• **Task requirements**: Copy all the material below, exactly as it stands.

(Stored entries)
• • • • •

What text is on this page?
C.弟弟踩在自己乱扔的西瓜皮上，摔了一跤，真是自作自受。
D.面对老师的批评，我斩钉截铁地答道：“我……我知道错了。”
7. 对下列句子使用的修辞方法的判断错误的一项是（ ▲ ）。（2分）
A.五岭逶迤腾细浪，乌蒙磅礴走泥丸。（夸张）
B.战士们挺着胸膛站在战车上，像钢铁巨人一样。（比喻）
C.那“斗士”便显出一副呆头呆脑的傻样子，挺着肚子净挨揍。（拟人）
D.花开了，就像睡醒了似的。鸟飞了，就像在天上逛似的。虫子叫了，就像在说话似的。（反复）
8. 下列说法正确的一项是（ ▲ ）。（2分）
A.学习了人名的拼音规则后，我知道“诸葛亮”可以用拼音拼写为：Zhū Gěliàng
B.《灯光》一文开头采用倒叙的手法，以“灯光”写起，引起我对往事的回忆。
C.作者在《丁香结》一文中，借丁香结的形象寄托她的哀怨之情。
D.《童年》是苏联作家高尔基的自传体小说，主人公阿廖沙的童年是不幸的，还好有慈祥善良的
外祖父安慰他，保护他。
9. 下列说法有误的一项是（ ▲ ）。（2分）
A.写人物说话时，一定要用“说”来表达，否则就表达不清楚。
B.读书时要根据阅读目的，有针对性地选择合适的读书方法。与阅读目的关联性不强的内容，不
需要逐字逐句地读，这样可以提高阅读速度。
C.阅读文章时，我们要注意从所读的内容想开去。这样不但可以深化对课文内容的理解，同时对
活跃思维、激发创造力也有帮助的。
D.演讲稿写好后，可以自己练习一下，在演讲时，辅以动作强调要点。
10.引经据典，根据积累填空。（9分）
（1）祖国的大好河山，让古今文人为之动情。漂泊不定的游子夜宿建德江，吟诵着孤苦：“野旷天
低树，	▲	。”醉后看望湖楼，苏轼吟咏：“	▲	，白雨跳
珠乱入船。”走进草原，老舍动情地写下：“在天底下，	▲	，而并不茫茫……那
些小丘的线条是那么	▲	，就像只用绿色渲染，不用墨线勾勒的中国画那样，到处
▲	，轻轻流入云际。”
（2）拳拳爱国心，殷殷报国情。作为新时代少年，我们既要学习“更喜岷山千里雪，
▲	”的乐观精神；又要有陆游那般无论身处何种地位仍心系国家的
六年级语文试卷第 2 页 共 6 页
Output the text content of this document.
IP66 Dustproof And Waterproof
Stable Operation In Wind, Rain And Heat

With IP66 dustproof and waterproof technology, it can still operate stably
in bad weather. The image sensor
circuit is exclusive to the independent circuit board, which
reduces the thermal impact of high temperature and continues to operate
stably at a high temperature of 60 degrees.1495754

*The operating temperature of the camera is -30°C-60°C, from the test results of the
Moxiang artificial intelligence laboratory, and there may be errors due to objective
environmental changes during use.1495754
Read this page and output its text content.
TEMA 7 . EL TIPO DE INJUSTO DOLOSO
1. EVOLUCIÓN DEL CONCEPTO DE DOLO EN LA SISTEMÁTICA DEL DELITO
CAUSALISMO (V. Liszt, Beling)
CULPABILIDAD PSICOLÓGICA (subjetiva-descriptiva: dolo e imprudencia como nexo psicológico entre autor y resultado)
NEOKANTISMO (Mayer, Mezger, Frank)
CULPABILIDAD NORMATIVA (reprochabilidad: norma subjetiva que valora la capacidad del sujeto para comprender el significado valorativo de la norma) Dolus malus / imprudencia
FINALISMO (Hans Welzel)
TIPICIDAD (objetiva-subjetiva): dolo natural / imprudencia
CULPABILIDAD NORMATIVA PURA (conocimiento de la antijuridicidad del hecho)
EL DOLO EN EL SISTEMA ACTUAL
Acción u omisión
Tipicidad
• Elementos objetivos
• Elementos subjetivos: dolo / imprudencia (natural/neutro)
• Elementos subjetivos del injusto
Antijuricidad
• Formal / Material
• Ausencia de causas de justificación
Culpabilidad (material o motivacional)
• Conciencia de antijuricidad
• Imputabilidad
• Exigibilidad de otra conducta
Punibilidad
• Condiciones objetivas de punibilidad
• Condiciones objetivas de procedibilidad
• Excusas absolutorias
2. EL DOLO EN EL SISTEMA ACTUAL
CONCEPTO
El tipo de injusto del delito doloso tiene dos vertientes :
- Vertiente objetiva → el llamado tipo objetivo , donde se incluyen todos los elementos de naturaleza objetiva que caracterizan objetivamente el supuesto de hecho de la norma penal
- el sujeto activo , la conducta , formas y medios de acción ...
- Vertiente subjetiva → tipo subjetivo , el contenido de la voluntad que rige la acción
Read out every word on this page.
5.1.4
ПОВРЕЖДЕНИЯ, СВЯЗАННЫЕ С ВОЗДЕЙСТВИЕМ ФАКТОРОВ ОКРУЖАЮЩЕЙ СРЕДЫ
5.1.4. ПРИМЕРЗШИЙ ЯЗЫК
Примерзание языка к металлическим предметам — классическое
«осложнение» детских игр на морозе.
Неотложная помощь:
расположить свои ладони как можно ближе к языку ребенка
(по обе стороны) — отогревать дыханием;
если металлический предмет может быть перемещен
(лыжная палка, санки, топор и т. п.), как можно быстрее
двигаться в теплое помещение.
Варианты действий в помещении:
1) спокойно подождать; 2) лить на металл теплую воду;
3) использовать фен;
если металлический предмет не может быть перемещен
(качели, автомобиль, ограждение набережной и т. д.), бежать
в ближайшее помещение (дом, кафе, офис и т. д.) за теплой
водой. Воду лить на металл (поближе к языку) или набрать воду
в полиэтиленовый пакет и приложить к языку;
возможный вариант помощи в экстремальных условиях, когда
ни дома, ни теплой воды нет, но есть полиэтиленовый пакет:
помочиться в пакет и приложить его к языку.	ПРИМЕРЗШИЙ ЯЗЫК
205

• • • • •

• **Exercise result**:
What text is on this page?
C.弟弟踩在自己乱扔的西瓜皮上，摔了一跤，真是自作自受。
D.面对老师的批评，我斩钉截铁地答道：“我……我知道错了。”
7. 对下列句子使用的修辞方法的判断错误的一项是（ ▲ ）。（2分）
A.五岭逶迤腾细浪，乌蒙磅礴走泥丸。（夸张）
B.战士们挺着胸膛站在战车上，像钢铁巨人一样。（比喻）
C.那“斗士”便显出一副呆头呆脑的傻样子，挺着肚子净挨揍。（拟人）
D.花开了，就像睡醒了似的。鸟飞了，就像在天上逛似的。虫子叫了，就像在说话似的。（反复）
8. 下列说法正确的一项是（ ▲ ）。（2分）
A.学习了人名的拼音规则后，我知道“诸葛亮”可以用拼音拼写为：Zhū Gěliàng
B.《灯光》一文开头采用倒叙的手法，以“灯光”写起，引起我对往事的回忆。
C.作者在《丁香结》一文中，借丁香结的形象寄托她的哀怨之情。
D.《童年》是苏联作家高尔基的自传体小说，主人公阿廖沙的童年是不幸的，还好有慈祥善良的
外祖父安慰他，保护他。
9. 下列说法有误的一项是（ ▲ ）。（2分）
A.写人物说话时，一定要用“说”来表达，否则就表达不清楚。
B.读书时要根据阅读目的，有针对性地选择合适的读书方法。与阅读目的关联性不强的内容，不
需要逐字逐句地读，这样可以提高阅读速度。
C.阅读文章时，我们要注意从所读的内容想开去。这样不但可以深化对课文内容的理解，同时对
活跃思维、激发创造力也有帮助的。
D.演讲稿写好后，可以自己练习一下，在演讲时，辅以动作强调要点。
10.引经据典，根据积累填空。（9分）
（1）祖国的大好河山，让古今文人为之动情。漂泊不定的游子夜宿建德江，吟诵着孤苦：“野旷天
低树，	▲	。”醉后看望湖楼，苏轼吟咏：“	▲	，白雨跳
珠乱入船。”走进草原，老舍动情地写下：“在天底下，	▲	，而并不茫茫……那
些小丘的线条是那么	▲	，就像只用绿色渲染，不用墨线勾勒的中国画那样，到处
▲	，轻轻流入云际。”
（2）拳拳爱国心，殷殷报国情。作为新时代少年，我们既要学习“更喜岷山千里雪，
▲	”的乐观精神；又要有陆游那般无论身处何种地位仍心系国家的
六年级语文试卷第 2 页 共 6 页
Output the text content of this document.
IP66 Dustproof And Waterproof
Stable Operation In Wind, Rain And Heat

With IP66 dustproof and waterproof technology, it can still operate stably
in bad weather. The image sensor
circuit is exclusive to the independent circuit board, which
reduces the thermal impact of high temperature and continues to operate
stably at a high temperature of 60 degrees.1495754

*The operating temperature of the camera is -30°C-60°C, from the test results of the
Moxiang artificial intelligence laboratory, and there may be errors due to objective
environmental changes during use.1495754
Read this page and output its text content.
TEMA 7 . EL TIPO DE INJUSTO DOLOSO
1. EVOLUCIÓN DEL CONCEPTO DE DOLO EN LA SISTEMÁTICA DEL DELITO
CAUSALISMO (V. Liszt, Beling)
CULPABILIDAD PSICOLÓGICA (subjetiva-descriptiva: dolo e imprudencia como nexo psicológico entre autor y resultado)
NEOKANTISMO (Mayer, Mezger, Frank)
CULPABILIDAD NORMATIVA (reprochabilidad: norma subjetiva que valora la capacidad del sujeto para comprender el significado valorativo de la norma) Dolus malus / imprudencia
FINALISMO (Hans Welzel)
TIPICIDAD (objetiva-subjetiva): dolo natural / imprudencia
CULPABILIDAD NORMATIVA PURA (conocimiento de la antijuridicidad del hecho)
EL DOLO EN EL SISTEMA ACTUAL
Acción u omisión
Tipicidad
• Elementos objetivos
• Elementos subjetivos: dolo / imprudencia (natural/neutro)
• Elementos subjetivos del injusto
Antijuricidad
• Formal / Material
• Ausencia de causas de justificación
Culpabilidad (material o motivacional)
• Conciencia de antijuricidad
• Imputabilidad
• Exigibilidad de otra conducta
Punibilidad
• Condiciones objetivas de punibilidad
• Condiciones objetivas de procedibilidad
• Excusas absolutorias
2. EL DOLO EN EL SISTEMA ACTUAL
CONCEPTO
El tipo de injusto del delito doloso tiene dos vertientes :
- Vertiente objetiva → el llamado tipo objetivo , donde se incluyen todos los elementos de naturaleza objetiva que caracterizan objetivamente el supuesto de hecho de la norma penal
- el sujeto activo , la conducta , formas y medios de acción ...
- Vertiente subjetiva → tipo subjetivo , el contenido de la voluntad que rige la acción
Read out every word on this page.
5.1.4
ПОВРЕЖДЕНИЯ, СВЯЗАННЫЕ С ВОЗДЕЙСТВИЕМ ФАКТОРОВ ОКРУЖАЮЩЕЙ СРЕДЫ
5.1.4. ПРИМЕРЗШИЙ ЯЗЫК
Примерзание языка к металлическим предметам — классическое
«осложнение» детских игр на морозе.
Неотложная помощь:
расположить свои ладони как можно ближе к языку ребенка
(по обе стороны) — отогревать дыханием;
если металлический предмет может быть перемещен
(лыжная палка, санки, топор и т. п.), как можно быстрее
двигаться в теплое помещение.
Варианты действий в помещении:
1) спокойно подождать; 2) лить на металл теплую воду;
3) использовать фен;
если металлический предмет не может быть перемещен
(качели, автомобиль, ограждение набережной и т. д.), бежать
в ближайшее помещение (дом, кафе, офис и т. д.) за теплой
водой. Воду лить на металл (поближе к языку) или набрать воду
в полиэтиленовый пакет и приложить к языку;
возможный вариант помощи в экстремальных условиях, когда
ни дома, ни теплой воды нет, но есть полиэтиленовый пакет:
помочиться в пакет и приложить его к языку.	ПРИМЕРЗШИЙ ЯЗЫК
205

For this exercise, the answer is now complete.